__THE EXERCISE__. Copy out each line featuring the string "icon" from the entries beneath.
= = = =
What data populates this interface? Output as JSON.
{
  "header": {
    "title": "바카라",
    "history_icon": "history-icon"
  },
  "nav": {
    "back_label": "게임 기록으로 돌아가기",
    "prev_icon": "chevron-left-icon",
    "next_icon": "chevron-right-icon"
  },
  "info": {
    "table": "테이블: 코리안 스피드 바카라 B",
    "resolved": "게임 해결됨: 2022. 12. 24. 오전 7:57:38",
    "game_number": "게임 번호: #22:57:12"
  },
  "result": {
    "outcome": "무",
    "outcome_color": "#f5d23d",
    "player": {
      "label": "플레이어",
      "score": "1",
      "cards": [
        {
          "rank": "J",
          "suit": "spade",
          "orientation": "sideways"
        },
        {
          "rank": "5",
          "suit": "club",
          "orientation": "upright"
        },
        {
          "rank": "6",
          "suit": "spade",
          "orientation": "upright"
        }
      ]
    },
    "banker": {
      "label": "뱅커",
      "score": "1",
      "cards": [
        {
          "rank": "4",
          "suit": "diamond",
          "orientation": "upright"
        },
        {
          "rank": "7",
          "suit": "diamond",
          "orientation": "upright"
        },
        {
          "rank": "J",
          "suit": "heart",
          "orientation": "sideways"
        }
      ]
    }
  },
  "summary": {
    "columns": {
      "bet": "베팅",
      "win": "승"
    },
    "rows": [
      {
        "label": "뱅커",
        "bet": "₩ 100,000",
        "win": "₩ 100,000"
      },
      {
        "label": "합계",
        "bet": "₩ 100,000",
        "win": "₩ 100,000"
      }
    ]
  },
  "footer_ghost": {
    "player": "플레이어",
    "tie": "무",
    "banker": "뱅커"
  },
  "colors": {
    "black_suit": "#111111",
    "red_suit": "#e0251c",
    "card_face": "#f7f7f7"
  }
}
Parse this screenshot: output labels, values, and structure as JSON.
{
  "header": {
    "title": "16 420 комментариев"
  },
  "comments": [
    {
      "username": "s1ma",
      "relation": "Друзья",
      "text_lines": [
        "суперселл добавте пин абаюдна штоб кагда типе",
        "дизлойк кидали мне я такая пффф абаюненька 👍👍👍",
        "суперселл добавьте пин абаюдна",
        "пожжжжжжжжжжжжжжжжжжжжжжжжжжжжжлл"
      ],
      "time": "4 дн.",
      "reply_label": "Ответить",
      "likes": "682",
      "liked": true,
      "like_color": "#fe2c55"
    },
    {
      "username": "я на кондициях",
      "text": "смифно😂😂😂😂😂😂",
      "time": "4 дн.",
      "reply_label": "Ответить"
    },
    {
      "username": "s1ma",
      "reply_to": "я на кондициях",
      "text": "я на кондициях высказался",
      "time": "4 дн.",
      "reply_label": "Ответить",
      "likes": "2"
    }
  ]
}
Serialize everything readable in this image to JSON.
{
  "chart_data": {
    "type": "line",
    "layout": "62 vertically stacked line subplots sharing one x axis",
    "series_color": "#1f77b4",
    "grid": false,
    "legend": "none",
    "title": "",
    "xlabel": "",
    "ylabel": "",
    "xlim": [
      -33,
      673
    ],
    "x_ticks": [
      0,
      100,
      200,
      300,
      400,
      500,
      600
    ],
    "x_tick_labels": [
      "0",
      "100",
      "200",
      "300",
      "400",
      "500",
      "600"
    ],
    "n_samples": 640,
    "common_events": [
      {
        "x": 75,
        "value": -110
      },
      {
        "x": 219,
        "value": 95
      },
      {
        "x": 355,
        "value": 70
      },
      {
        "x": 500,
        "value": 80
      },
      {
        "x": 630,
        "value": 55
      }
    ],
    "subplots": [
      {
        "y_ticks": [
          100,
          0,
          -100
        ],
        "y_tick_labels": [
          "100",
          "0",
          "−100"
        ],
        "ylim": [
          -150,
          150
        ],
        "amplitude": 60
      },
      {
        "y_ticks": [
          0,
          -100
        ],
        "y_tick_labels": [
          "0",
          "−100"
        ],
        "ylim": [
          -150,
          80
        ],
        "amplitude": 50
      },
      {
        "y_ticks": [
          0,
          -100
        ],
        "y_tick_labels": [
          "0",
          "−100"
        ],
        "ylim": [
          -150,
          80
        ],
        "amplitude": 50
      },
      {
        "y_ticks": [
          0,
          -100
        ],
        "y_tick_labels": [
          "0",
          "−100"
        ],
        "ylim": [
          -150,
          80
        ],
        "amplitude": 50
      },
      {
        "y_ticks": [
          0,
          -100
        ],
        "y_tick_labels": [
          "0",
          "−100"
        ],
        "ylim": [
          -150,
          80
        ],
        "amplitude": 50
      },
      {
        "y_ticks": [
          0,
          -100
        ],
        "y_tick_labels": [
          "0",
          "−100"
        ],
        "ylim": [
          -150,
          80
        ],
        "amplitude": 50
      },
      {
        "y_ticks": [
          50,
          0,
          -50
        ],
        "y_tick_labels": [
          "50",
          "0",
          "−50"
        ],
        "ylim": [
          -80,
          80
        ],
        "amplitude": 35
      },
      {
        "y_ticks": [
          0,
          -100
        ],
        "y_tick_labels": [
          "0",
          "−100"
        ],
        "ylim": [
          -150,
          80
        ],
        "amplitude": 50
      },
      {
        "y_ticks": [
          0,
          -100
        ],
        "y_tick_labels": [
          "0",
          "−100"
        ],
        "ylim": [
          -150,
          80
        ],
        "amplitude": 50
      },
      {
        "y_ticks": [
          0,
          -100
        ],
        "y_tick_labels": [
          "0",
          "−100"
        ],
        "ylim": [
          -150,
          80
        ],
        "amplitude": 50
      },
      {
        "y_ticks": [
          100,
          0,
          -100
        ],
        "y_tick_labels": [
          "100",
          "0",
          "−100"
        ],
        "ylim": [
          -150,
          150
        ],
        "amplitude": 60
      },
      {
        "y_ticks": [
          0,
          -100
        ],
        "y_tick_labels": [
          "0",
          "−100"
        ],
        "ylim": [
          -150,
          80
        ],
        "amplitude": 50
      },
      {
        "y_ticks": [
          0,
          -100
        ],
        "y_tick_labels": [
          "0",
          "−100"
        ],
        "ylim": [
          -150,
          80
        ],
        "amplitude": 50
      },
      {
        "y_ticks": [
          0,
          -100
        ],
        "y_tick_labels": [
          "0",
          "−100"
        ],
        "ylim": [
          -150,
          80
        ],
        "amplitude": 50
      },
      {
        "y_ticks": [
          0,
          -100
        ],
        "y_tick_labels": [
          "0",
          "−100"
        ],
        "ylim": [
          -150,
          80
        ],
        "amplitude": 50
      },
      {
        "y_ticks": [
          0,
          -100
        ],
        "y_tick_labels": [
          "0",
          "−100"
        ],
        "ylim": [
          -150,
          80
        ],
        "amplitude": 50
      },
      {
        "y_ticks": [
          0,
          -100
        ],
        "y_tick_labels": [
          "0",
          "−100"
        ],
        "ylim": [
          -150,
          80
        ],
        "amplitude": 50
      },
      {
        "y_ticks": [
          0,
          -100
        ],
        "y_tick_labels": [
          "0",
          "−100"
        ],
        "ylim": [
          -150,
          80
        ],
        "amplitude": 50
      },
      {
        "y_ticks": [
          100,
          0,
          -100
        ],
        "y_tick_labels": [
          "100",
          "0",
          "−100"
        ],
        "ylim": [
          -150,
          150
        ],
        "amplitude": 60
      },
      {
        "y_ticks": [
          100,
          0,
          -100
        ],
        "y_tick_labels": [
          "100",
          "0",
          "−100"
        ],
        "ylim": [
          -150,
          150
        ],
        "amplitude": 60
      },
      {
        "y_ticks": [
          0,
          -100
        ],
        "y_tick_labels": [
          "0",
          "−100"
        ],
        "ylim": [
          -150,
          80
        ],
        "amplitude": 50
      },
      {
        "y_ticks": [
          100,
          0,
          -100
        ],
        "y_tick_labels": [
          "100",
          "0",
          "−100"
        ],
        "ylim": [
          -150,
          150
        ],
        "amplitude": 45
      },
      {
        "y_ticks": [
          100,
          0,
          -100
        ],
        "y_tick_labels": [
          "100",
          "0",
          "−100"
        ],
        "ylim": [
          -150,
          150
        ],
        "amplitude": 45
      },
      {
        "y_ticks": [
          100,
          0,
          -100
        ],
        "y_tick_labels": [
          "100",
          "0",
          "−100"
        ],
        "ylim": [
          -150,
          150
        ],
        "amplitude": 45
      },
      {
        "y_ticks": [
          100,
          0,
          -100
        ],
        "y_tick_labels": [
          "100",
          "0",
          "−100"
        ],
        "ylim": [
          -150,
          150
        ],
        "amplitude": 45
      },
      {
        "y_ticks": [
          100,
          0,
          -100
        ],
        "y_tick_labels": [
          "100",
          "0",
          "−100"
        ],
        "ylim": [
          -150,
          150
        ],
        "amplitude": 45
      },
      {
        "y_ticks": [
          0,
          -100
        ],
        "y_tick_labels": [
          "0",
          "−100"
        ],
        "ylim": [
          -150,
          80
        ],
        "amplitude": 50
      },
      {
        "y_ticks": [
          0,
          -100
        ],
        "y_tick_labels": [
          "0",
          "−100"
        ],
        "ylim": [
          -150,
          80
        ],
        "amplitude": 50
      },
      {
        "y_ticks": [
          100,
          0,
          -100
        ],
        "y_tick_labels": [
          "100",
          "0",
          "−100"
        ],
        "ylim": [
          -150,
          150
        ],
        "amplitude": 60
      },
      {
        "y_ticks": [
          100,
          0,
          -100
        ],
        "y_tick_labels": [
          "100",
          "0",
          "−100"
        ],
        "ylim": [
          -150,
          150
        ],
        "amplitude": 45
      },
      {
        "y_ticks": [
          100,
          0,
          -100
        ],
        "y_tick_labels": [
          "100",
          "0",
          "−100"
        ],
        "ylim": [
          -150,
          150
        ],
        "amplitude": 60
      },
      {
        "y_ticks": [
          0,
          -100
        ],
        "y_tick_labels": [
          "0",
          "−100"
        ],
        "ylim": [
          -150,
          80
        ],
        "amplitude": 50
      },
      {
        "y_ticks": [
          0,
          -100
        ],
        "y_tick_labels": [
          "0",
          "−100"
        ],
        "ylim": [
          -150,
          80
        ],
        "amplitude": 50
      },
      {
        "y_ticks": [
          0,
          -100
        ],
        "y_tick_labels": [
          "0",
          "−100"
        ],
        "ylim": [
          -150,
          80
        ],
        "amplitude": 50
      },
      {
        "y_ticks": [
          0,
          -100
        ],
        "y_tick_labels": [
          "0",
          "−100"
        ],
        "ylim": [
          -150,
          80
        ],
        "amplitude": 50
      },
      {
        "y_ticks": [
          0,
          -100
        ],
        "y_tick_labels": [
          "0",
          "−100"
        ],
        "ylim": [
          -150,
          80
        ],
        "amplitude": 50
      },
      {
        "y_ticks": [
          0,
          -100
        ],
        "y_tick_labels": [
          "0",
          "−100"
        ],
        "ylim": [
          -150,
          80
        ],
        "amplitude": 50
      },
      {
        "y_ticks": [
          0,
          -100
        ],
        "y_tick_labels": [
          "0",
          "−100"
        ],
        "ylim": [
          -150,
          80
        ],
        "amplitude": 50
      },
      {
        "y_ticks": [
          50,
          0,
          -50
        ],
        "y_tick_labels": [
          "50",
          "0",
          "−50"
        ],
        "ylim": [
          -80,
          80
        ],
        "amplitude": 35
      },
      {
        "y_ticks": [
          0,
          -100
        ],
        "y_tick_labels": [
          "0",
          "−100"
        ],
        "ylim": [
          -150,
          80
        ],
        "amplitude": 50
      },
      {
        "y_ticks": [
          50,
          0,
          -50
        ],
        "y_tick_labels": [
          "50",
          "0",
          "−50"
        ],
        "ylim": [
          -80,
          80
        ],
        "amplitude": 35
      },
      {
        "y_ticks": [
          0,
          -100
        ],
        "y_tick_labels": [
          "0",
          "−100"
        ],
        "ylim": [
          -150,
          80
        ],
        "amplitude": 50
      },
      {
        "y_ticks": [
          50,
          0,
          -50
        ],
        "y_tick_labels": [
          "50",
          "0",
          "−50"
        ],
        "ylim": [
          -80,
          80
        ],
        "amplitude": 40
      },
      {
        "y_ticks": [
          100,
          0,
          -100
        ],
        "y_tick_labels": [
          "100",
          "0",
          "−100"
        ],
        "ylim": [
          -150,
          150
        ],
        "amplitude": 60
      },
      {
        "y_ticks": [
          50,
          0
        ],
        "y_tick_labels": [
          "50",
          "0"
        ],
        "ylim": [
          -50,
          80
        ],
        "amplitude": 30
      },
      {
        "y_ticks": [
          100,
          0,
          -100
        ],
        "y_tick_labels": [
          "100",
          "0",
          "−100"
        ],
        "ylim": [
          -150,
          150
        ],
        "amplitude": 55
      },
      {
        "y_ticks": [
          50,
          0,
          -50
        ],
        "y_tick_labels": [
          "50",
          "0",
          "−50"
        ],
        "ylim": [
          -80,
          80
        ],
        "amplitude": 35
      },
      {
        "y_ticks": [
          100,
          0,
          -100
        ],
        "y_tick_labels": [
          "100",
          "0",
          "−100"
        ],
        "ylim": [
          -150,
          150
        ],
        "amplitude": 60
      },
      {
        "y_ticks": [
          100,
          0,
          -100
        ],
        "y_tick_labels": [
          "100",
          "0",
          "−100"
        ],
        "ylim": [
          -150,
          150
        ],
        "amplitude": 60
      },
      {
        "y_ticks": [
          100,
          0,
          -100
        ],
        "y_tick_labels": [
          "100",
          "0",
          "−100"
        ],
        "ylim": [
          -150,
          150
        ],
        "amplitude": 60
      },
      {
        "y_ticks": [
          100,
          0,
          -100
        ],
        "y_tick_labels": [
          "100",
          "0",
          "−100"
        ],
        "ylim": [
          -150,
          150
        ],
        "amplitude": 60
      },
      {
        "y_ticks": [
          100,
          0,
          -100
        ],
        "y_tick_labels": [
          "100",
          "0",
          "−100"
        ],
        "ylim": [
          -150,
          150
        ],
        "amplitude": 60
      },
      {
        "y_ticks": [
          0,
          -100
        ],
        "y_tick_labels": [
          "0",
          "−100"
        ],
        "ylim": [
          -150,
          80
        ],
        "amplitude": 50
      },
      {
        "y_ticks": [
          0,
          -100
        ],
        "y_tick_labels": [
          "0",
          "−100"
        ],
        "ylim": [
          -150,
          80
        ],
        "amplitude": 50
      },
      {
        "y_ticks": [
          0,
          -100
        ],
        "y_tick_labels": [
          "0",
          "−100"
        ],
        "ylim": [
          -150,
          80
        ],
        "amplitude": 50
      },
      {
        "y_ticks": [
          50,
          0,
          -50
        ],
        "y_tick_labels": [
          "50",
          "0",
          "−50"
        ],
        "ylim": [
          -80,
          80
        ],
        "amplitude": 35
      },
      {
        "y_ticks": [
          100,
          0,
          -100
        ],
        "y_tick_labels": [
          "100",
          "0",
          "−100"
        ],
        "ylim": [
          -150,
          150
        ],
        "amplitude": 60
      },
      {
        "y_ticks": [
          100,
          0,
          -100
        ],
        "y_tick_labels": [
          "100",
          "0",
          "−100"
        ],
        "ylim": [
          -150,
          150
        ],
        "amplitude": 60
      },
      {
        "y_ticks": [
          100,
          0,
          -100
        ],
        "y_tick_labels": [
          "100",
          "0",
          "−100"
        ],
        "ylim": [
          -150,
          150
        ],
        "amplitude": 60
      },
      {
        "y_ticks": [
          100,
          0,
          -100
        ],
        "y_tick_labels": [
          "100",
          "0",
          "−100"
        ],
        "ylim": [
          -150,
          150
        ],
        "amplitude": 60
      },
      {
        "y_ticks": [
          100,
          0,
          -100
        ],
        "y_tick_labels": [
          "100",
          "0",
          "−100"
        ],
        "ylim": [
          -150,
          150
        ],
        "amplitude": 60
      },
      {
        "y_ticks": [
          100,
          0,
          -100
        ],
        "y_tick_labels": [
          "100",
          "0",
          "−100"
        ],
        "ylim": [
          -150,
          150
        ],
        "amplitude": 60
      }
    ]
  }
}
= = = =
__WRITTEN ANSWER__.
    "history_icon": "history-icon"
    "prev_icon": "chevron-left-icon",
    "next_icon": "chevron-right-icon"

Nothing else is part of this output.